Task instructions:
Lines containing the string "Visibility" are to be counted. Write only how many there are.
— BEGIN Input records —
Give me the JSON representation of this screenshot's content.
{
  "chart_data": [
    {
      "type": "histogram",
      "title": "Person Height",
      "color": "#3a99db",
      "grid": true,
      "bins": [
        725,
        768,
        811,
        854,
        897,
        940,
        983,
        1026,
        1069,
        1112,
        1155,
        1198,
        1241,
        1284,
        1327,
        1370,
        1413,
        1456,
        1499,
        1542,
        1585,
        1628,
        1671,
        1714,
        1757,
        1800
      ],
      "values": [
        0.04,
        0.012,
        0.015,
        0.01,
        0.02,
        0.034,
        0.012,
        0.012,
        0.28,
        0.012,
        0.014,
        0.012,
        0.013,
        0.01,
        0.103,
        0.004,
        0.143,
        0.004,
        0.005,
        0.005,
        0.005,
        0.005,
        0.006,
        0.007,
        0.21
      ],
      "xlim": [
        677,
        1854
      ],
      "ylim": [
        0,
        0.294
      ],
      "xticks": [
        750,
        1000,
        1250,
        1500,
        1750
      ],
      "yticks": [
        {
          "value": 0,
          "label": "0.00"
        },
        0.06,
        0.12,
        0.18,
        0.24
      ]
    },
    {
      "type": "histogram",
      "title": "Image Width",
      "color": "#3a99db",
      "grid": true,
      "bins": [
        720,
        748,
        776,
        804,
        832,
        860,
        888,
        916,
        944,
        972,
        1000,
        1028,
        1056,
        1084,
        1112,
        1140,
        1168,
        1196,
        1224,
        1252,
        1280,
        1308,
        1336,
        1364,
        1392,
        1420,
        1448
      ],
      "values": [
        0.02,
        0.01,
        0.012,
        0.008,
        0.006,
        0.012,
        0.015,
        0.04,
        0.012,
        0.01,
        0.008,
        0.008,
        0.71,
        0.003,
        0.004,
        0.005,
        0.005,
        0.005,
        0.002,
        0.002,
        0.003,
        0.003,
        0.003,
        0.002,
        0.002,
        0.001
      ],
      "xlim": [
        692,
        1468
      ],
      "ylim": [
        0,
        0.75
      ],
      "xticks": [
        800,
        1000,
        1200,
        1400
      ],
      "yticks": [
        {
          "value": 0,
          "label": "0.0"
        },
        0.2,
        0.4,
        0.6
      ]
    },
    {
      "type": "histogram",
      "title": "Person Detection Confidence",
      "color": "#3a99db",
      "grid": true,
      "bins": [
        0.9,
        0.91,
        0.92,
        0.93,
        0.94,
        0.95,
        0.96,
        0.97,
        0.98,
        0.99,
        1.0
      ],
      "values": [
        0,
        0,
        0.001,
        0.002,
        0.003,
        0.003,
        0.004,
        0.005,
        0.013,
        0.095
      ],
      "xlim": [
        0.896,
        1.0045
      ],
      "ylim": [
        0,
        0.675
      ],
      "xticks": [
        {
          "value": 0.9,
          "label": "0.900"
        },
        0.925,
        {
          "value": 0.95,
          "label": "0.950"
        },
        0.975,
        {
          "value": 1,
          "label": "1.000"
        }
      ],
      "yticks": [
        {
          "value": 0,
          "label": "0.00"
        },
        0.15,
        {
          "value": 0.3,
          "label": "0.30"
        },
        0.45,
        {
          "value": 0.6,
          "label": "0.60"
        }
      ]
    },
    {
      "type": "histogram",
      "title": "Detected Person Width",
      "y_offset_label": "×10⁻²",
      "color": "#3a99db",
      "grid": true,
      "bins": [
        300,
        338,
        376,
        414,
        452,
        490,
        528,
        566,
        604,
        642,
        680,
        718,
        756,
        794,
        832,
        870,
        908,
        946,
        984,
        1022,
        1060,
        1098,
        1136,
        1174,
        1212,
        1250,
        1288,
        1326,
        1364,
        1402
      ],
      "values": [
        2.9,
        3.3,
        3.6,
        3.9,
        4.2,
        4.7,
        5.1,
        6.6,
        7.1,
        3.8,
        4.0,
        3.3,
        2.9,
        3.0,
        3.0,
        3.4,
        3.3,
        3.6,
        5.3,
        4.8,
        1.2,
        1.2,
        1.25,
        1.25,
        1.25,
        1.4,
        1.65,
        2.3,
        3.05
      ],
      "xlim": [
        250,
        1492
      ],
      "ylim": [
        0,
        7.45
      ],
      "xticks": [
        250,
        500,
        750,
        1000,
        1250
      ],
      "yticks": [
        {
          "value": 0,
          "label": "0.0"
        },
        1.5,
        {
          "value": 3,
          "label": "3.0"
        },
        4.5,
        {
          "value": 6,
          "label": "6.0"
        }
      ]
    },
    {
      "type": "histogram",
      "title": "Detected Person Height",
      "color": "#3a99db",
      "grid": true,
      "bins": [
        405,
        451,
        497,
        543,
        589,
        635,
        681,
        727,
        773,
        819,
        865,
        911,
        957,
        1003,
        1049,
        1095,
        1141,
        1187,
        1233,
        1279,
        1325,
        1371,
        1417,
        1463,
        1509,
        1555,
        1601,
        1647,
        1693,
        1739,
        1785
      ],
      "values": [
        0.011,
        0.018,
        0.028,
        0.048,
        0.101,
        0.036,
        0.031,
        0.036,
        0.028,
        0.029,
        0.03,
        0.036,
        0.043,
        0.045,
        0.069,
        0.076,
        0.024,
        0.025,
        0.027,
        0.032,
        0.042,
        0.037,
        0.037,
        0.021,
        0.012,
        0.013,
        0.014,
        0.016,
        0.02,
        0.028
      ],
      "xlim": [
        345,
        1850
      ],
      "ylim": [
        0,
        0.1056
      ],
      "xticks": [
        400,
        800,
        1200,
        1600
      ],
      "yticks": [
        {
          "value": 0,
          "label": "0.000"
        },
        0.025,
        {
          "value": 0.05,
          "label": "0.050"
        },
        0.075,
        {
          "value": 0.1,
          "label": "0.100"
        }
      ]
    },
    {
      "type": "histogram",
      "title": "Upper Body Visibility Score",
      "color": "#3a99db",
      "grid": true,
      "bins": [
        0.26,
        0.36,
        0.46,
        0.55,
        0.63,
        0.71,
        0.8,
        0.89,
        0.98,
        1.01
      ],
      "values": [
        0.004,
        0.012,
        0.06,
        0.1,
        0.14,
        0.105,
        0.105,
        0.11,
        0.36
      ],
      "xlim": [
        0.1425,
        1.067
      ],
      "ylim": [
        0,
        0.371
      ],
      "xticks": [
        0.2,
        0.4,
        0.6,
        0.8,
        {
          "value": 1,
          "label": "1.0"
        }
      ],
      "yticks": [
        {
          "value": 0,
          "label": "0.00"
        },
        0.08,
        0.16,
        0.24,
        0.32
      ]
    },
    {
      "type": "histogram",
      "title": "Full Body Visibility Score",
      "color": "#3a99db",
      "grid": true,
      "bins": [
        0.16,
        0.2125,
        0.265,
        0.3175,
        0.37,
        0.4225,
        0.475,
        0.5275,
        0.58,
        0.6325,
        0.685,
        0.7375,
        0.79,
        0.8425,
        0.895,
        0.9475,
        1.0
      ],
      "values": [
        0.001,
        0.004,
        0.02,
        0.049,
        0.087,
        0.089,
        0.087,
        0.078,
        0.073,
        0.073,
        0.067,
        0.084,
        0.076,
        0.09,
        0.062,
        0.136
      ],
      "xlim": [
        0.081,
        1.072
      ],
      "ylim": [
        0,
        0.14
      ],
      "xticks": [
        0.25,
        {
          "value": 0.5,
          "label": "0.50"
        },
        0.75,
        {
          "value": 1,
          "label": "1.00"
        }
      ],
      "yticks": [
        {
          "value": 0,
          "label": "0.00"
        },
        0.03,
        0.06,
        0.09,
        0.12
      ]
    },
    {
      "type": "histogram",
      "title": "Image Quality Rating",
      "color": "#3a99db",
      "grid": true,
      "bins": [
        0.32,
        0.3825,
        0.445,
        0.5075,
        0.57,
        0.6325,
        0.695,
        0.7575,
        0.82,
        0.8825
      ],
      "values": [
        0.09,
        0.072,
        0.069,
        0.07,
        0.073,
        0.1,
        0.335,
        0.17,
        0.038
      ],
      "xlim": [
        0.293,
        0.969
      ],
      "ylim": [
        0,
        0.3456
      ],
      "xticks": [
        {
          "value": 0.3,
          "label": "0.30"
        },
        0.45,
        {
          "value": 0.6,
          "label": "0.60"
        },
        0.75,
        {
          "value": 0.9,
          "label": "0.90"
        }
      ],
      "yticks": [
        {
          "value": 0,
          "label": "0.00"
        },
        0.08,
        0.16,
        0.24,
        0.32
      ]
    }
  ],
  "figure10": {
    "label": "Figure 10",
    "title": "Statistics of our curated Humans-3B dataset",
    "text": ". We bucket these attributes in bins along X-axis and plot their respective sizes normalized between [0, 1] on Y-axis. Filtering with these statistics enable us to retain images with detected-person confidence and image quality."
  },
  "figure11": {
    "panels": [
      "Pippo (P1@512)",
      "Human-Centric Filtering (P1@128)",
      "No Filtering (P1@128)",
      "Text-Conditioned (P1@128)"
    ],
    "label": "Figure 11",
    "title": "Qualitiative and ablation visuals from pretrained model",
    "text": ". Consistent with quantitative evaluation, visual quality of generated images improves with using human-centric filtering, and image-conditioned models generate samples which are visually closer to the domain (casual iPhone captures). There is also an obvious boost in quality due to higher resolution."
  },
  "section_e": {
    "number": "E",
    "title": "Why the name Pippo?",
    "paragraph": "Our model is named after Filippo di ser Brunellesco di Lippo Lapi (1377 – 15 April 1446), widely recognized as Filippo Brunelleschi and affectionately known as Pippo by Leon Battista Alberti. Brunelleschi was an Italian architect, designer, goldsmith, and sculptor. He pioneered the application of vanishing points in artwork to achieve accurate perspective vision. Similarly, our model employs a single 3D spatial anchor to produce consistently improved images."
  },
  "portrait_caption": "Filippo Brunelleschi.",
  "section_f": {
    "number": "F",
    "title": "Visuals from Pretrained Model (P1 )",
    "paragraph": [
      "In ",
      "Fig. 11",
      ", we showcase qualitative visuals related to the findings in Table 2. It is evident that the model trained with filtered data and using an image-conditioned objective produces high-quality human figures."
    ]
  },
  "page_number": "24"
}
— END Input records —
— BEGIN Input records —
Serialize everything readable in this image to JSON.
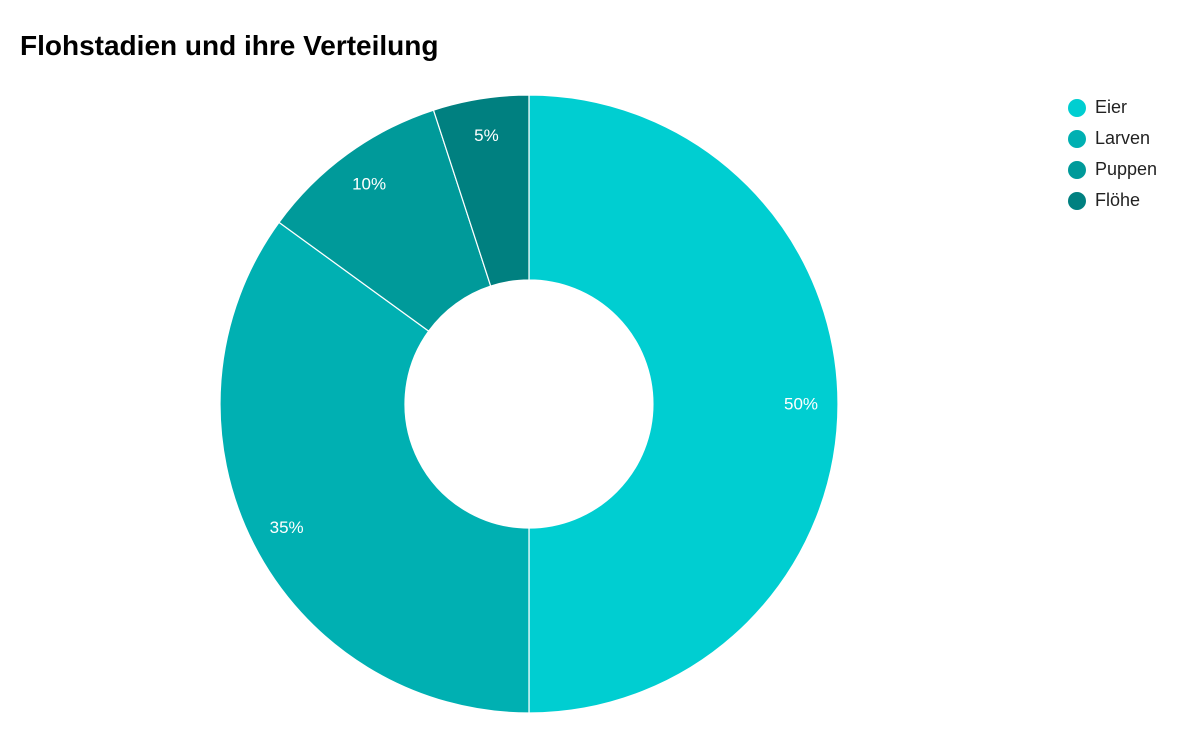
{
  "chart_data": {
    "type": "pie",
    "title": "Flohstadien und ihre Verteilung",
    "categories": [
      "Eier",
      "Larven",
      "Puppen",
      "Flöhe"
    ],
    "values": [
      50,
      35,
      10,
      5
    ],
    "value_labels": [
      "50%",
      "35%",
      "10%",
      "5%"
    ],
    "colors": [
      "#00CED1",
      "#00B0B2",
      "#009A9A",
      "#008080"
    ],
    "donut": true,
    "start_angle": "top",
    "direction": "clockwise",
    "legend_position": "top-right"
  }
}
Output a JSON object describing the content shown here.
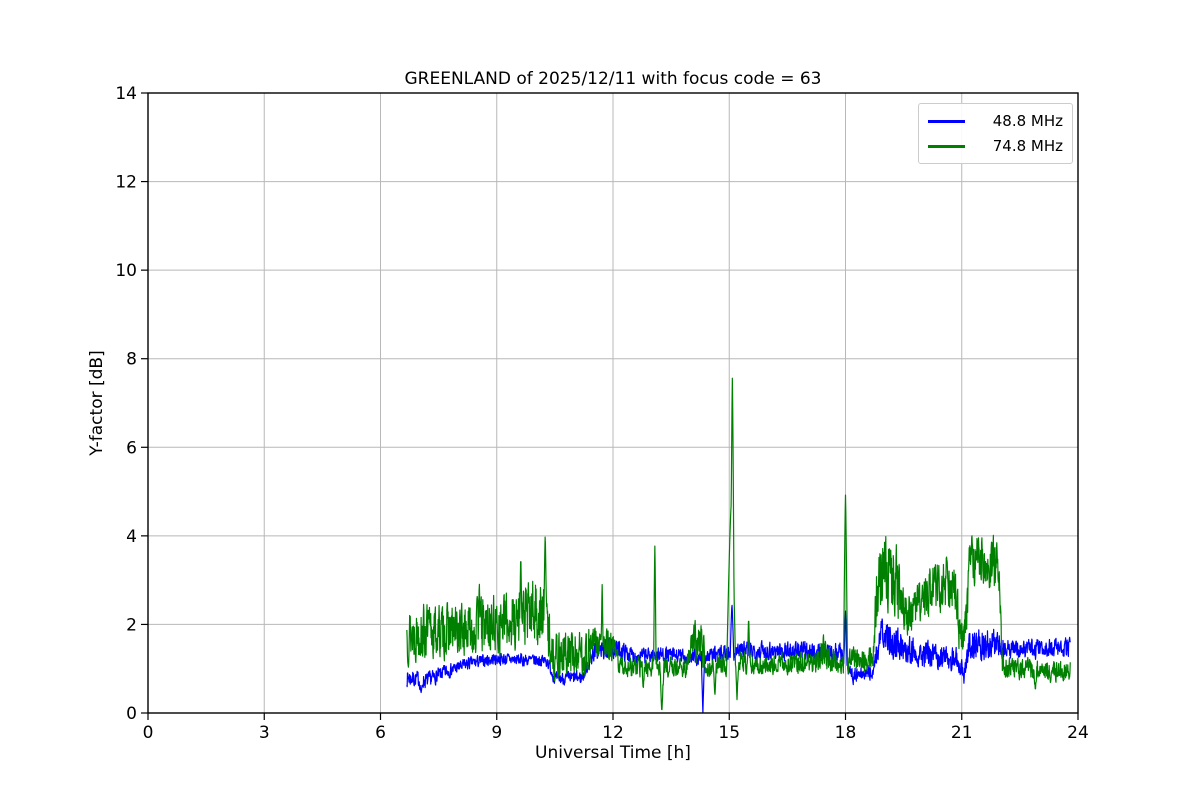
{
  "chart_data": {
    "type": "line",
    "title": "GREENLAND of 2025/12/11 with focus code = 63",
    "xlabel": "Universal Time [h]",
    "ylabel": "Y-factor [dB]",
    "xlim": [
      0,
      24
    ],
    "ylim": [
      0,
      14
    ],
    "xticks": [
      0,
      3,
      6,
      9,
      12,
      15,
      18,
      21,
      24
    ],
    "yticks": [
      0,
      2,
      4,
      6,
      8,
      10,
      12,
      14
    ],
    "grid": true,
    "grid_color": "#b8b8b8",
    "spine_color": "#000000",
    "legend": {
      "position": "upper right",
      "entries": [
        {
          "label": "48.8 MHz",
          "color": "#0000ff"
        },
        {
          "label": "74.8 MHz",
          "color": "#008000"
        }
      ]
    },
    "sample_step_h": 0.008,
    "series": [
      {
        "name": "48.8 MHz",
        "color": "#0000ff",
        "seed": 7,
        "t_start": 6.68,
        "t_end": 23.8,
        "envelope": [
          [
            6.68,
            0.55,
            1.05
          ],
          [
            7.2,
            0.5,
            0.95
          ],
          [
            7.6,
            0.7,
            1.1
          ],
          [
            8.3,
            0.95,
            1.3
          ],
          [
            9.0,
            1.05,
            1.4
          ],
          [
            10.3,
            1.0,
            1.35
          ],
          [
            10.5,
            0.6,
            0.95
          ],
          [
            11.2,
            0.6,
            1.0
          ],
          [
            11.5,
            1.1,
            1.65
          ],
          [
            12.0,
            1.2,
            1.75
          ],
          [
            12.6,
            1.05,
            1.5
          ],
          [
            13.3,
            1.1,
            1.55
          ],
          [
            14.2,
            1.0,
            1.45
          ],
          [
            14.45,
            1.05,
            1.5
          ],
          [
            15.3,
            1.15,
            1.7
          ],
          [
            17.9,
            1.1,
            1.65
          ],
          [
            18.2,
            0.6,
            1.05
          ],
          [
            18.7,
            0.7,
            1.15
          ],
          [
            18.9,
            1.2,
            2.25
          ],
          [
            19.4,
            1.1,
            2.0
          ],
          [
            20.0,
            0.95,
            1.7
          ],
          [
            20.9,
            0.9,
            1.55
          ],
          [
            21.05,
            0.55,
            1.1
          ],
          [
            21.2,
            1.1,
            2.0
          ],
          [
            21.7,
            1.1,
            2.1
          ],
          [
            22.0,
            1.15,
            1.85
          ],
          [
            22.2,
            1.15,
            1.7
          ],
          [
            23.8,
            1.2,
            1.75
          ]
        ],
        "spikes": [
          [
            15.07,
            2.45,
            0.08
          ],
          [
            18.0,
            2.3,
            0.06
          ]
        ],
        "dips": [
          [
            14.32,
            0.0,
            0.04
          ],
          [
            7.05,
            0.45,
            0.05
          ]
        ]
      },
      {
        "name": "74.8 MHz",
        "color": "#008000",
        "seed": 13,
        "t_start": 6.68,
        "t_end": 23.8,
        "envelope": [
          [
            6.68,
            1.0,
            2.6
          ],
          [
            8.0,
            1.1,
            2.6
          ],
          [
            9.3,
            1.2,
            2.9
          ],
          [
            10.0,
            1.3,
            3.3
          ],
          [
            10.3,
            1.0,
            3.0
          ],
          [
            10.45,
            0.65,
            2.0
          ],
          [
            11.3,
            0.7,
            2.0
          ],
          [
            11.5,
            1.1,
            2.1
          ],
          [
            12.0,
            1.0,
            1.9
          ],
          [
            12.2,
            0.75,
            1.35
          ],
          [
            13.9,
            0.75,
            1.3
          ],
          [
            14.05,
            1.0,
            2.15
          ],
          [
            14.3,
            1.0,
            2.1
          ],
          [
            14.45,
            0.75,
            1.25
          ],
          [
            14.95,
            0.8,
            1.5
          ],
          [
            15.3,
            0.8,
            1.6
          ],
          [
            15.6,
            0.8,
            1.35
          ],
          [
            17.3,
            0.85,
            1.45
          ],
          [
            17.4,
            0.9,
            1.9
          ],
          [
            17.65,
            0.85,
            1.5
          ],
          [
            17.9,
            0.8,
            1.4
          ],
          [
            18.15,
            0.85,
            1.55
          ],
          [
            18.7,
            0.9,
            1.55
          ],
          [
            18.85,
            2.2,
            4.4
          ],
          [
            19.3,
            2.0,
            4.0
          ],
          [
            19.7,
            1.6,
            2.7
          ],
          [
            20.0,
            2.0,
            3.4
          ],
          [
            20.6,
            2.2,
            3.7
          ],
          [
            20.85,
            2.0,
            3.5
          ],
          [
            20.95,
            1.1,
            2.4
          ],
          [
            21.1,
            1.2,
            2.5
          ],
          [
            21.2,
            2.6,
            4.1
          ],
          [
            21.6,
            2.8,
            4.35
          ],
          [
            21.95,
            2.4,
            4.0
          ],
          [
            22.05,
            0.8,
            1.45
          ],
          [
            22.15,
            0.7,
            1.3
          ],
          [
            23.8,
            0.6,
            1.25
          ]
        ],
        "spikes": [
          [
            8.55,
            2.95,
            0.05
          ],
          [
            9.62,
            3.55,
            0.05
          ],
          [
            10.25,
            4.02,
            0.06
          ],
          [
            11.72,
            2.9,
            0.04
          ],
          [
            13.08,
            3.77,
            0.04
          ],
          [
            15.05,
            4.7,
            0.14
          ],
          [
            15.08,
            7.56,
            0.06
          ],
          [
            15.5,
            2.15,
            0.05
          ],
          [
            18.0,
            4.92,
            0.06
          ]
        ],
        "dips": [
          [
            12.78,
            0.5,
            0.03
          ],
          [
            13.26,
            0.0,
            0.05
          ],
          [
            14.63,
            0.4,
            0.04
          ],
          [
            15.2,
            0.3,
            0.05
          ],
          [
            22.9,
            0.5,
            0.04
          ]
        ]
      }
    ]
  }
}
— END Input records —
Worked answer:
2